## Exercise instructions
Of the lines in the listing, how many include the string "operator"? Write the number and nothing else.

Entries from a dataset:
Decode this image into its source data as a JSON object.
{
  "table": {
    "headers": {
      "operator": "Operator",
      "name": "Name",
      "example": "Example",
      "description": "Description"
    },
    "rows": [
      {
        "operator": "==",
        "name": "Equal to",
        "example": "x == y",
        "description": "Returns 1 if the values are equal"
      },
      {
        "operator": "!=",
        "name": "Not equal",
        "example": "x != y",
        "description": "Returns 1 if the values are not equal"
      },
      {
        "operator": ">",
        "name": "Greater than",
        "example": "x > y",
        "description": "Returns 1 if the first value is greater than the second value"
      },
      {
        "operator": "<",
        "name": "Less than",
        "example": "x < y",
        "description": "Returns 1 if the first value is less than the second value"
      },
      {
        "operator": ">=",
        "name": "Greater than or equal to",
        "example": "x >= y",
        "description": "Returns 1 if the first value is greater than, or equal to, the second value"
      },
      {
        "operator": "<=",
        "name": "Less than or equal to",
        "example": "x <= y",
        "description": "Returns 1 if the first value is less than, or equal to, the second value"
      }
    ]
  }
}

## Solved problem
7